» **Exercise**
Transcribe the records that follow in their entirety, omitting any pictures.
— Begin —
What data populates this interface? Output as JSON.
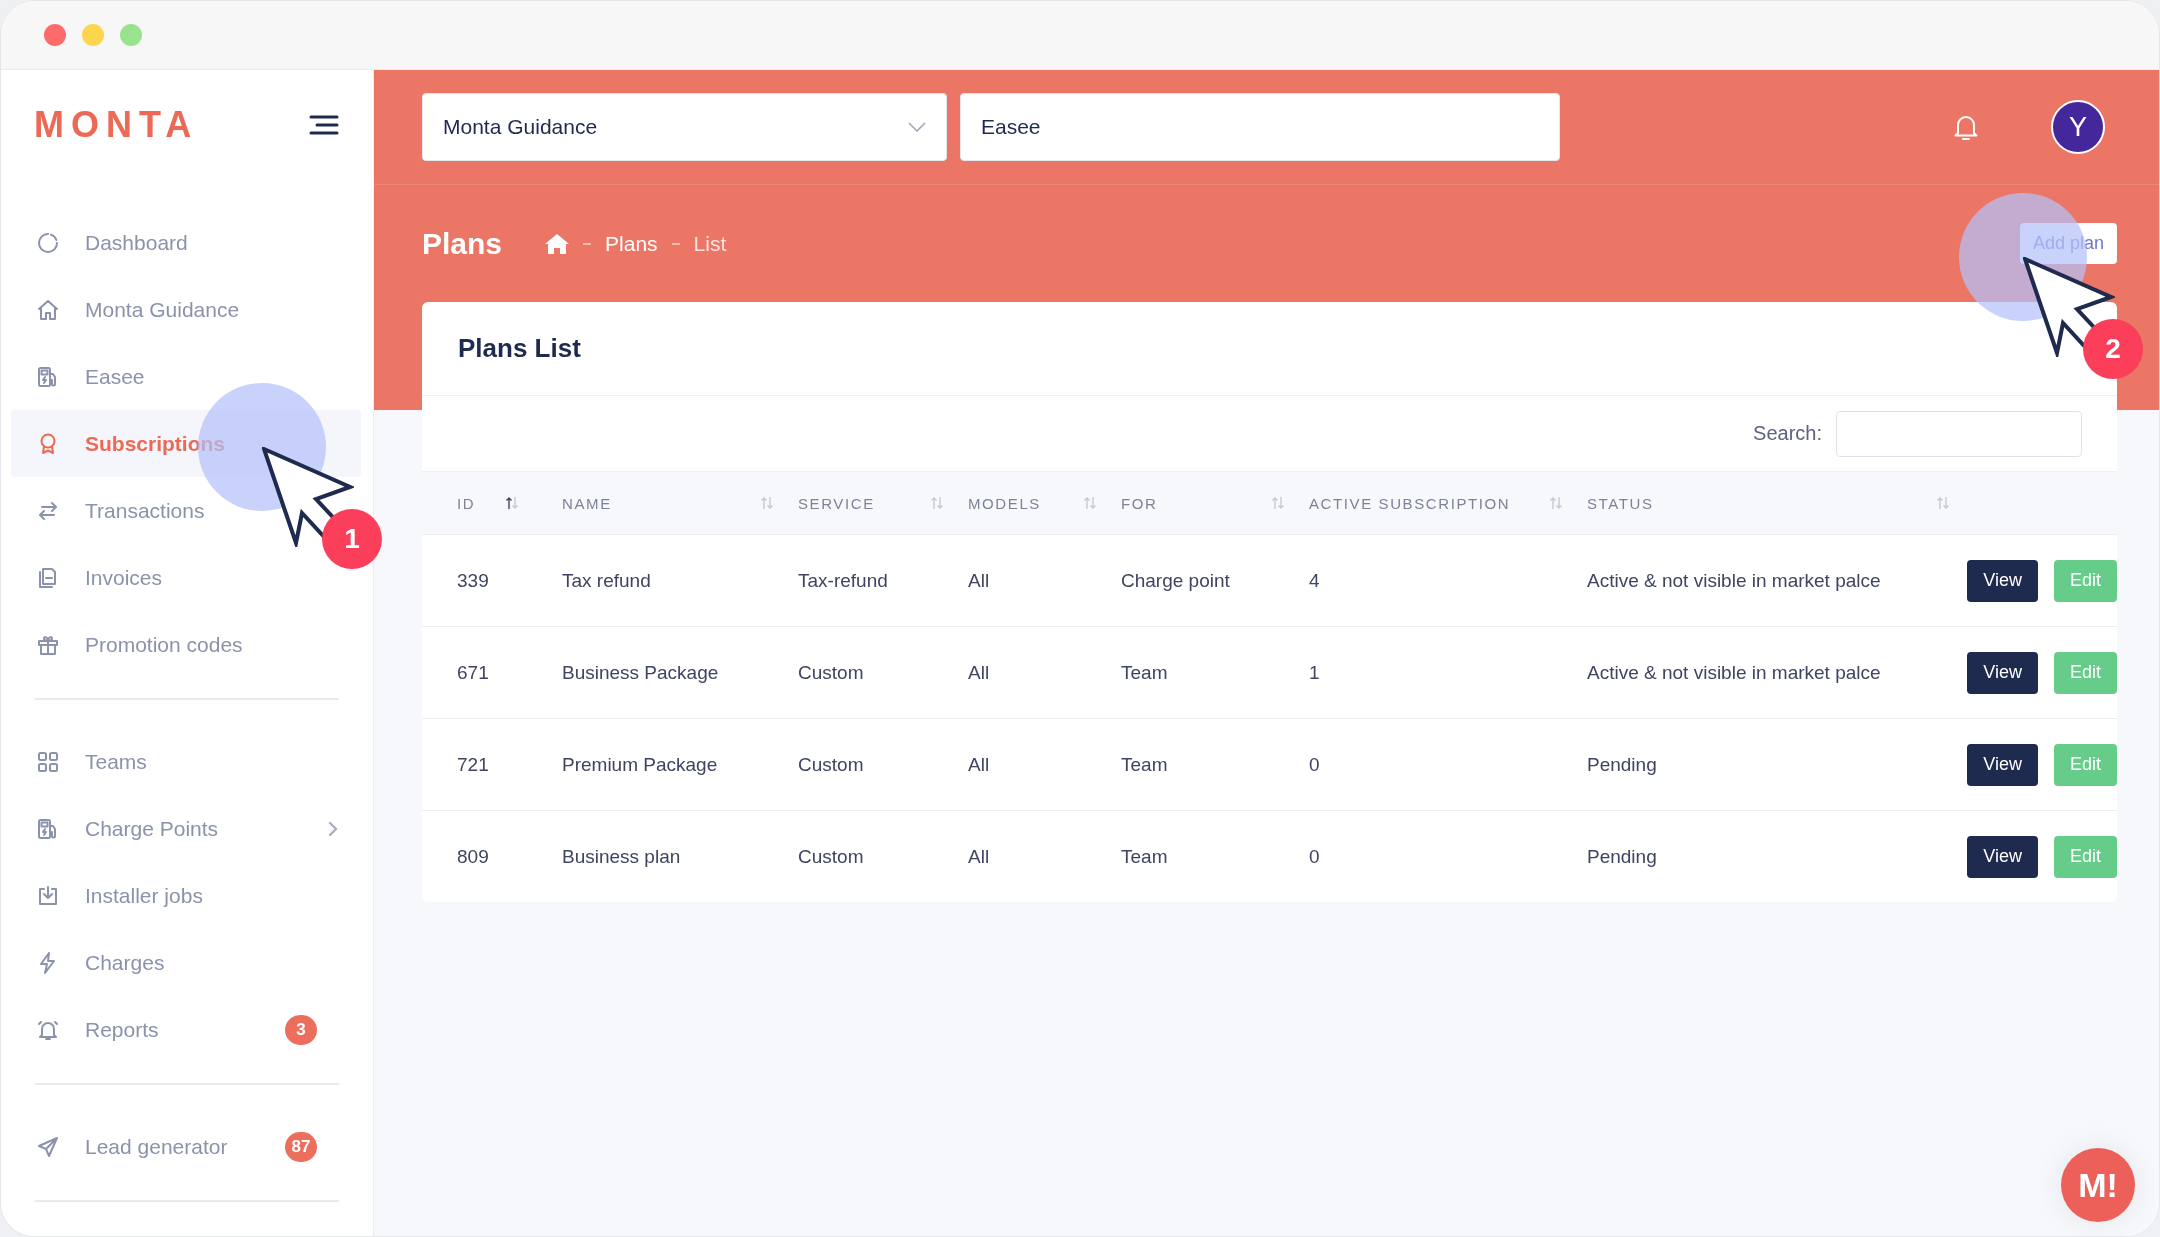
{
  "sidebar": {
    "logo": "MONTA",
    "sections": [
      {
        "items": [
          {
            "label": "Dashboard",
            "selected": false
          },
          {
            "label": "Monta Guidance",
            "selected": false
          },
          {
            "label": "Easee",
            "selected": false
          },
          {
            "label": "Subscriptions",
            "selected": true
          },
          {
            "label": "Transactions",
            "selected": false
          },
          {
            "label": "Invoices",
            "selected": false
          },
          {
            "label": "Promotion codes",
            "selected": false
          }
        ]
      },
      {
        "items": [
          {
            "label": "Teams",
            "selected": false
          },
          {
            "label": "Charge Points",
            "selected": false,
            "expandable": true
          },
          {
            "label": "Installer jobs",
            "selected": false
          },
          {
            "label": "Charges",
            "selected": false
          },
          {
            "label": "Reports",
            "selected": false,
            "badge": "3"
          }
        ]
      },
      {
        "items": [
          {
            "label": "Lead generator",
            "selected": false,
            "badge": "87"
          }
        ]
      }
    ]
  },
  "header": {
    "fields": [
      {
        "kind": "dropdown",
        "value": "Monta Guidance"
      },
      {
        "kind": "text",
        "value": "Easee"
      }
    ],
    "avatar": "Y"
  },
  "page": {
    "title": "Plans",
    "breadcrumb": [
      "Plans",
      "List"
    ],
    "action": "Add plan"
  },
  "table": {
    "title": "Plans List",
    "search_label": "Search:",
    "columns": [
      {
        "label": "ID",
        "sorted": true
      },
      {
        "label": "NAME",
        "sorted": false
      },
      {
        "label": "SERVICE",
        "sorted": false
      },
      {
        "label": "MODELS",
        "sorted": false
      },
      {
        "label": "FOR",
        "sorted": false
      },
      {
        "label": "ACTIVE SUBSCRIPTION",
        "sorted": false
      },
      {
        "label": "STATUS",
        "sorted": false
      }
    ],
    "rows": [
      {
        "cells": [
          "339",
          "Tax refund",
          "Tax-refund",
          "All",
          "Charge point",
          "4",
          "Active & not visible in market palce"
        ],
        "actions": [
          {
            "kind": "view",
            "label": "View"
          },
          {
            "kind": "edit",
            "label": "Edit"
          }
        ]
      },
      {
        "cells": [
          "671",
          "Business Package",
          "Custom",
          "All",
          "Team",
          "1",
          "Active & not visible in market palce"
        ],
        "actions": [
          {
            "kind": "view",
            "label": "View"
          },
          {
            "kind": "edit",
            "label": "Edit"
          }
        ]
      },
      {
        "cells": [
          "721",
          "Premium Package",
          "Custom",
          "All",
          "Team",
          "0",
          "Pending"
        ],
        "actions": [
          {
            "kind": "view",
            "label": "View"
          },
          {
            "kind": "edit",
            "label": "Edit"
          }
        ]
      },
      {
        "cells": [
          "809",
          "Business plan",
          "Custom",
          "All",
          "Team",
          "0",
          "Pending"
        ],
        "actions": [
          {
            "kind": "view",
            "label": "View"
          },
          {
            "kind": "edit",
            "label": "Edit"
          }
        ]
      }
    ]
  },
  "chat_button": {
    "label": "M!"
  },
  "annotations": [
    {
      "number": "1"
    },
    {
      "number": "2"
    }
  ]
}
— End —
» **Problem solution**
What data populates this interface? Output as JSON.
{
  "sidebar": {
    "logo": "MONTA",
    "sections": [
      {
        "items": [
          {
            "label": "Dashboard",
            "selected": false
          },
          {
            "label": "Monta Guidance",
            "selected": false
          },
          {
            "label": "Easee",
            "selected": false
          },
          {
            "label": "Subscriptions",
            "selected": true
          },
          {
            "label": "Transactions",
            "selected": false
          },
          {
            "label": "Invoices",
            "selected": false
          },
          {
            "label": "Promotion codes",
            "selected": false
          }
        ]
      },
      {
        "items": [
          {
            "label": "Teams",
            "selected": false
          },
          {
            "label": "Charge Points",
            "selected": false,
            "expandable": true
          },
          {
            "label": "Installer jobs",
            "selected": false
          },
          {
            "label": "Charges",
            "selected": false
          },
          {
            "label": "Reports",
            "selected": false,
            "badge": "3"
          }
        ]
      },
      {
        "items": [
          {
            "label": "Lead generator",
            "selected": false,
            "badge": "87"
          }
        ]
      }
    ]
  },
  "header": {
    "fields": [
      {
        "kind": "dropdown",
        "value": "Monta Guidance"
      },
      {
        "kind": "text",
        "value": "Easee"
      }
    ],
    "avatar": "Y"
  },
  "page": {
    "title": "Plans",
    "breadcrumb": [
      "Plans",
      "List"
    ],
    "action": "Add plan"
  },
  "table": {
    "title": "Plans List",
    "search_label": "Search:",
    "columns": [
      {
        "label": "ID",
        "sorted": true
      },
      {
        "label": "NAME",
        "sorted": false
      },
      {
        "label": "SERVICE",
        "sorted": false
      },
      {
        "label": "MODELS",
        "sorted": false
      },
      {
        "label": "FOR",
        "sorted": false
      },
      {
        "label": "ACTIVE SUBSCRIPTION",
        "sorted": false
      },
      {
        "label": "STATUS",
        "sorted": false
      }
    ],
    "rows": [
      {
        "cells": [
          "339",
          "Tax refund",
          "Tax-refund",
          "All",
          "Charge point",
          "4",
          "Active & not visible in market palce"
        ],
        "actions": [
          {
            "kind": "view",
            "label": "View"
          },
          {
            "kind": "edit",
            "label": "Edit"
          }
        ]
      },
      {
        "cells": [
          "671",
          "Business Package",
          "Custom",
          "All",
          "Team",
          "1",
          "Active & not visible in market palce"
        ],
        "actions": [
          {
            "kind": "view",
            "label": "View"
          },
          {
            "kind": "edit",
            "label": "Edit"
          }
        ]
      },
      {
        "cells": [
          "721",
          "Premium Package",
          "Custom",
          "All",
          "Team",
          "0",
          "Pending"
        ],
        "actions": [
          {
            "kind": "view",
            "label": "View"
          },
          {
            "kind": "edit",
            "label": "Edit"
          }
        ]
      },
      {
        "cells": [
          "809",
          "Business plan",
          "Custom",
          "All",
          "Team",
          "0",
          "Pending"
        ],
        "actions": [
          {
            "kind": "view",
            "label": "View"
          },
          {
            "kind": "edit",
            "label": "Edit"
          }
        ]
      }
    ]
  },
  "chat_button": {
    "label": "M!"
  },
  "annotations": [
    {
      "number": "1"
    },
    {
      "number": "2"
    }
  ]
}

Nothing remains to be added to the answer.